*Written instruction*
Give the data below again exactly as written, without its pictures.

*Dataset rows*
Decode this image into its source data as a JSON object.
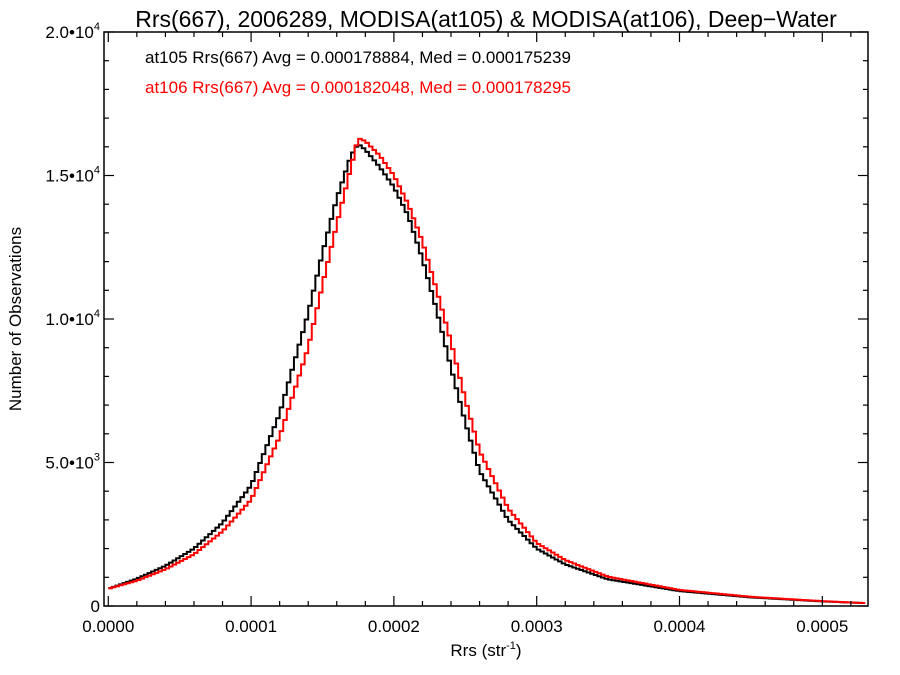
{
  "chart_data": {
    "type": "line",
    "step": true,
    "title": "Rrs(667), 2006289, MODISA(at105) & MODISA(at106), Deep−Water",
    "xlabel": "Rrs (str",
    "xlabel_sup": "-1",
    "xlabel_close": ")",
    "ylabel": "Number of Observations",
    "xlim": [
      -3e-06,
      0.000532
    ],
    "ylim": [
      0,
      20000
    ],
    "grid": false,
    "x_ticks": [
      0.0,
      0.0001,
      0.0002,
      0.0003,
      0.0004,
      0.0005
    ],
    "x_tick_labels": [
      "0.0000",
      "0.0001",
      "0.0002",
      "0.0003",
      "0.0004",
      "0.0005"
    ],
    "y_ticks": [
      0,
      5000,
      10000,
      15000,
      20000
    ],
    "y_tick_labels": [
      {
        "base": "0",
        "exp": ""
      },
      {
        "base": "5.0•10",
        "exp": "3"
      },
      {
        "base": "1.0•10",
        "exp": "4"
      },
      {
        "base": "1.5•10",
        "exp": "4"
      },
      {
        "base": "2.0•10",
        "exp": "4"
      }
    ],
    "annotations": [
      {
        "text": "at105 Rrs(667) Avg = 0.000178884, Med = 0.000175239",
        "color": "#000000"
      },
      {
        "text": "at106 Rrs(667) Avg = 0.000182048, Med = 0.000178295",
        "color": "#ff0000"
      }
    ],
    "series": [
      {
        "name": "at105",
        "color": "#000000",
        "x": [
          0.0,
          2e-05,
          4e-05,
          6e-05,
          8e-05,
          0.0001,
          0.00012,
          0.00014,
          0.00015,
          0.00016,
          0.00017,
          0.000175,
          0.00018,
          0.00019,
          0.0002,
          0.00021,
          0.00022,
          0.00023,
          0.00024,
          0.00025,
          0.00026,
          0.00028,
          0.0003,
          0.00032,
          0.00035,
          0.0004,
          0.00045,
          0.0005,
          0.00053
        ],
        "y": [
          600,
          950,
          1400,
          2000,
          2900,
          4200,
          6700,
          10200,
          12300,
          14200,
          15700,
          16100,
          15900,
          15300,
          14600,
          13600,
          12100,
          10300,
          8300,
          6400,
          4700,
          3000,
          2000,
          1450,
          930,
          520,
          300,
          160,
          100
        ]
      },
      {
        "name": "at106",
        "color": "#ff0000",
        "x": [
          0.0,
          2e-05,
          4e-05,
          6e-05,
          8e-05,
          0.0001,
          0.00012,
          0.00014,
          0.00015,
          0.00016,
          0.00017,
          0.000175,
          0.00018,
          0.00019,
          0.0002,
          0.00021,
          0.00022,
          0.00023,
          0.00024,
          0.00025,
          0.00026,
          0.00028,
          0.0003,
          0.00032,
          0.00035,
          0.0004,
          0.00045,
          0.0005,
          0.00053
        ],
        "y": [
          600,
          880,
          1280,
          1800,
          2600,
          3700,
          5900,
          9000,
          11200,
          13300,
          15300,
          16300,
          16200,
          15700,
          15000,
          14000,
          12700,
          11000,
          9200,
          7200,
          5400,
          3400,
          2200,
          1600,
          1020,
          560,
          320,
          170,
          100
        ]
      }
    ]
  }
}
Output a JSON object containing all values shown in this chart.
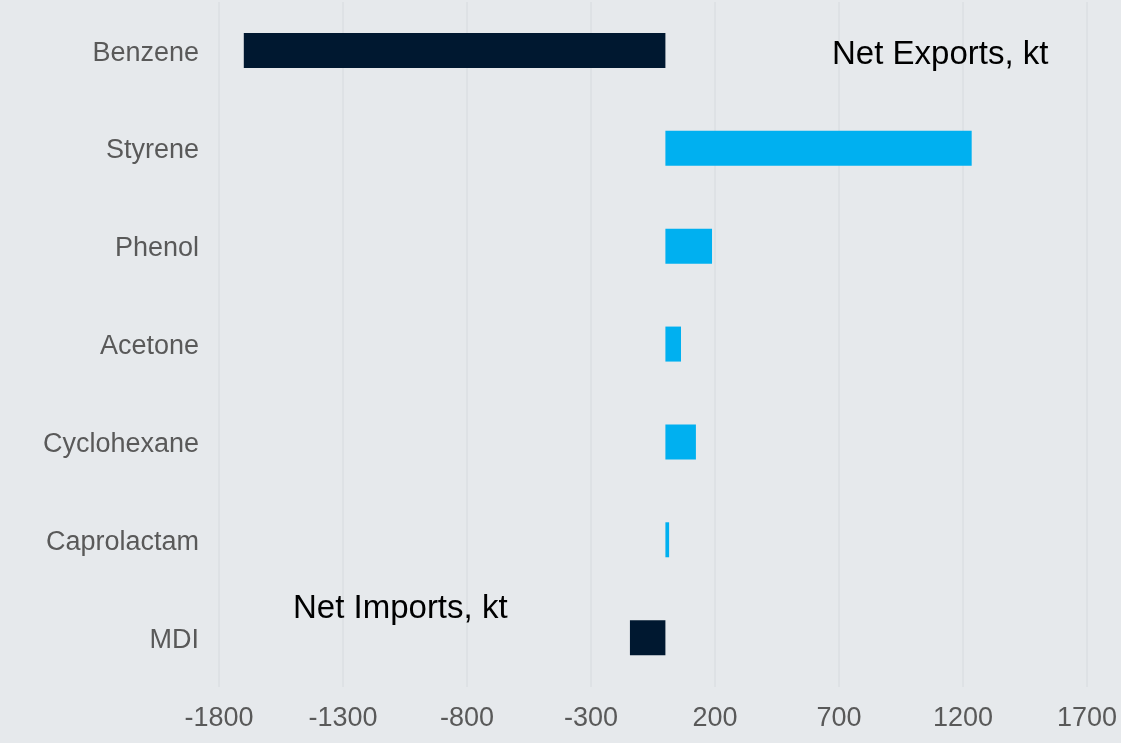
{
  "chart_data": {
    "type": "bar",
    "orientation": "horizontal",
    "categories": [
      "Benzene",
      "Styrene",
      "Phenol",
      "Acetone",
      "Cyclohexane",
      "Caprolactam",
      "MDI"
    ],
    "values": [
      -1700,
      1235,
      188,
      63,
      123,
      15,
      -143
    ],
    "colors": [
      "#001830",
      "#00b0f0",
      "#00b0f0",
      "#00b0f0",
      "#00b0f0",
      "#00b0f0",
      "#001830"
    ],
    "xlim": [
      -1800,
      1700
    ],
    "xticks": [
      -1800,
      -1300,
      -800,
      -300,
      200,
      700,
      1200,
      1700
    ],
    "grid": "x",
    "annotations": [
      "Net Exports, kt",
      "Net Imports, kt"
    ]
  }
}
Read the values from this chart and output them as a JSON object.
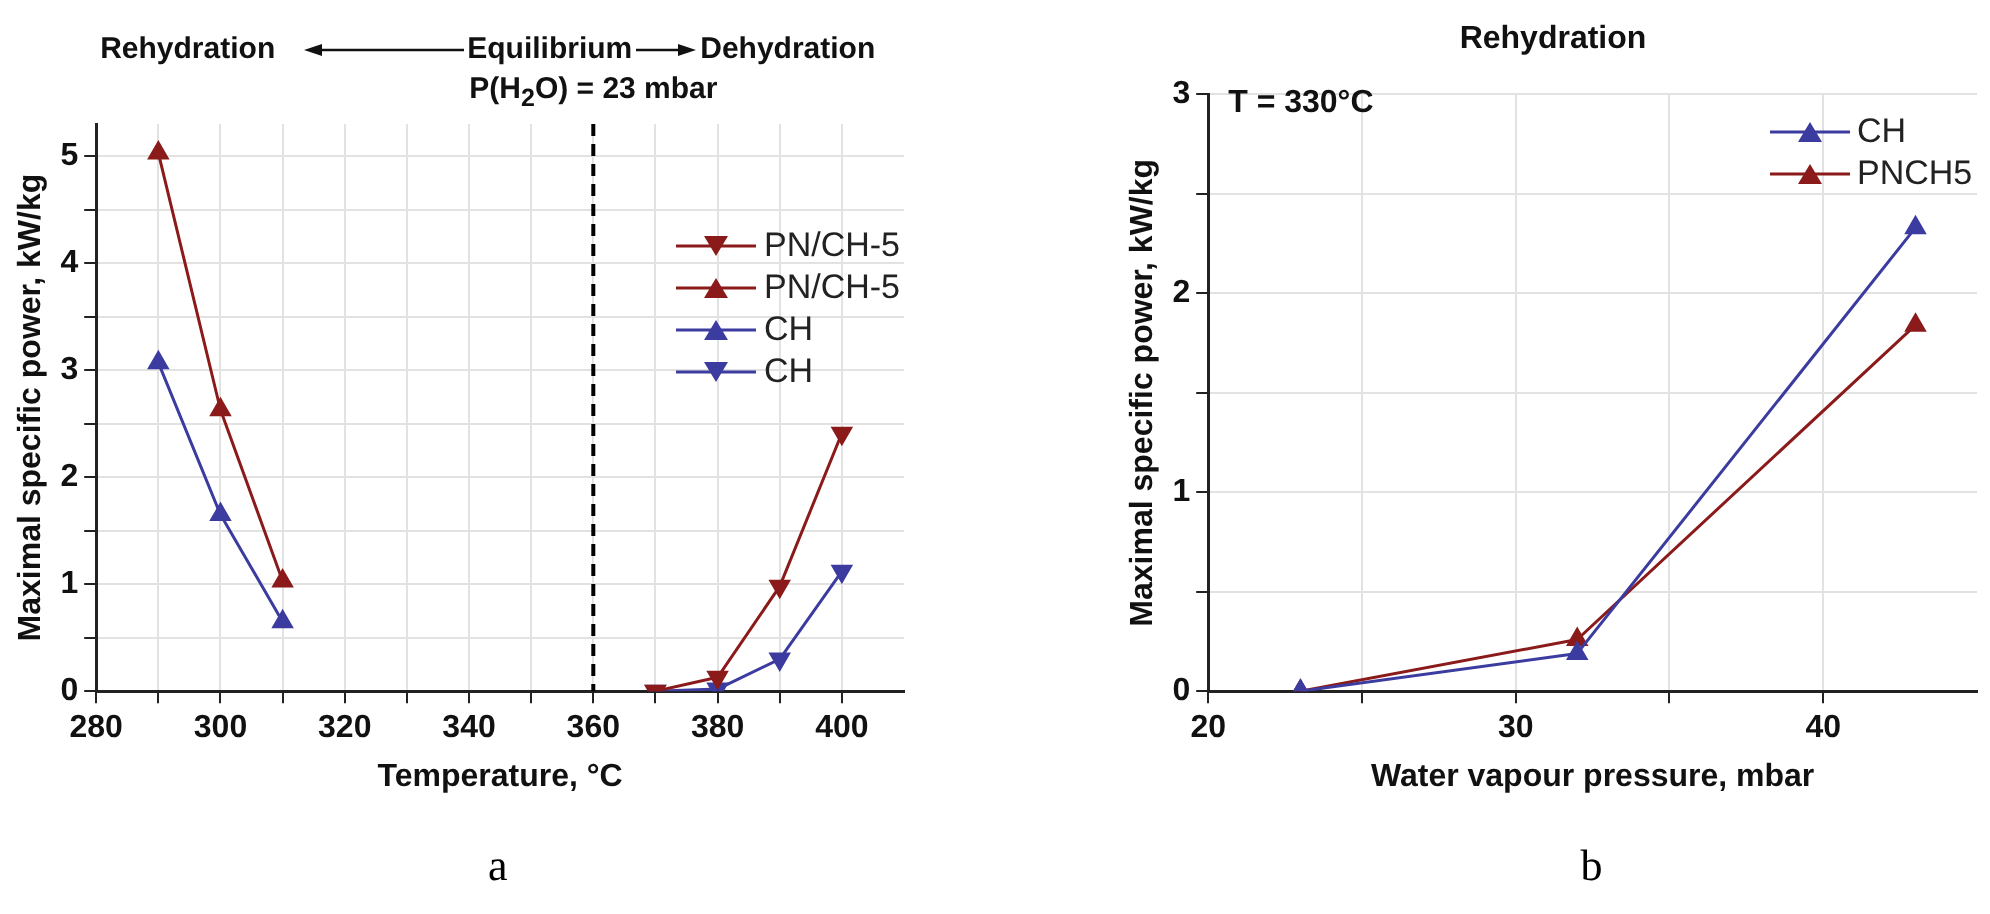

*Result*
Decode this image into its source data as a JSON object.
{
  "chart_data": {
    "type": "line",
    "step": true,
    "title": "Rrs(667), 2006289, MODISA(at105) & MODISA(at106), Deep−Water",
    "xlabel": "Rrs (str",
    "xlabel_sup": "-1",
    "xlabel_close": ")",
    "ylabel": "Number of Observations",
    "xlim": [
      -3e-06,
      0.000532
    ],
    "ylim": [
      0,
      20000
    ],
    "grid": false,
    "x_ticks": [
      0.0,
      0.0001,
      0.0002,
      0.0003,
      0.0004,
      0.0005
    ],
    "x_tick_labels": [
      "0.0000",
      "0.0001",
      "0.0002",
      "0.0003",
      "0.0004",
      "0.0005"
    ],
    "y_ticks": [
      0,
      5000,
      10000,
      15000,
      20000
    ],
    "y_tick_labels": [
      {
        "base": "0",
        "exp": ""
      },
      {
        "base": "5.0•10",
        "exp": "3"
      },
      {
        "base": "1.0•10",
        "exp": "4"
      },
      {
        "base": "1.5•10",
        "exp": "4"
      },
      {
        "base": "2.0•10",
        "exp": "4"
      }
    ],
    "annotations": [
      {
        "text": "at105 Rrs(667) Avg = 0.000178884, Med = 0.000175239",
        "color": "#000000"
      },
      {
        "text": "at106 Rrs(667) Avg = 0.000182048, Med = 0.000178295",
        "color": "#ff0000"
      }
    ],
    "series": [
      {
        "name": "at105",
        "color": "#000000",
        "x": [
          0.0,
          2e-05,
          4e-05,
          6e-05,
          8e-05,
          0.0001,
          0.00012,
          0.00014,
          0.00015,
          0.00016,
          0.00017,
          0.000175,
          0.00018,
          0.00019,
          0.0002,
          0.00021,
          0.00022,
          0.00023,
          0.00024,
          0.00025,
          0.00026,
          0.00028,
          0.0003,
          0.00032,
          0.00035,
          0.0004,
          0.00045,
          0.0005,
          0.00053
        ],
        "y": [
          600,
          950,
          1400,
          2000,
          2900,
          4200,
          6700,
          10200,
          12300,
          14200,
          15700,
          16100,
          15900,
          15300,
          14600,
          13600,
          12100,
          10300,
          8300,
          6400,
          4700,
          3000,
          2000,
          1450,
          930,
          520,
          300,
          160,
          100
        ]
      },
      {
        "name": "at106",
        "color": "#ff0000",
        "x": [
          0.0,
          2e-05,
          4e-05,
          6e-05,
          8e-05,
          0.0001,
          0.00012,
          0.00014,
          0.00015,
          0.00016,
          0.00017,
          0.000175,
          0.00018,
          0.00019,
          0.0002,
          0.00021,
          0.00022,
          0.00023,
          0.00024,
          0.00025,
          0.00026,
          0.00028,
          0.0003,
          0.00032,
          0.00035,
          0.0004,
          0.00045,
          0.0005,
          0.00053
        ],
        "y": [
          600,
          880,
          1280,
          1800,
          2600,
          3700,
          5900,
          9000,
          11200,
          13300,
          15300,
          16300,
          16200,
          15700,
          15000,
          14000,
          12700,
          11000,
          9200,
          7200,
          5400,
          3400,
          2200,
          1600,
          1020,
          560,
          320,
          170,
          100
        ]
      }
    ]
  }
}
Output a JSON object containing all values shown in this chart.
{
  "chart_data": {
    "type": "bar",
    "orientation": "horizontal",
    "categories": [
      "Benzene",
      "Styrene",
      "Phenol",
      "Acetone",
      "Cyclohexane",
      "Caprolactam",
      "MDI"
    ],
    "values": [
      -1700,
      1235,
      188,
      63,
      123,
      15,
      -143
    ],
    "colors": [
      "#001830",
      "#00b0f0",
      "#00b0f0",
      "#00b0f0",
      "#00b0f0",
      "#00b0f0",
      "#001830"
    ],
    "xlim": [
      -1800,
      1700
    ],
    "xticks": [
      -1800,
      -1300,
      -800,
      -300,
      200,
      700,
      1200,
      1700
    ],
    "grid": "x",
    "annotations": [
      "Net Exports, kt",
      "Net Imports, kt"
    ]
  }
}
Read the values from this chart and output them as a JSON object.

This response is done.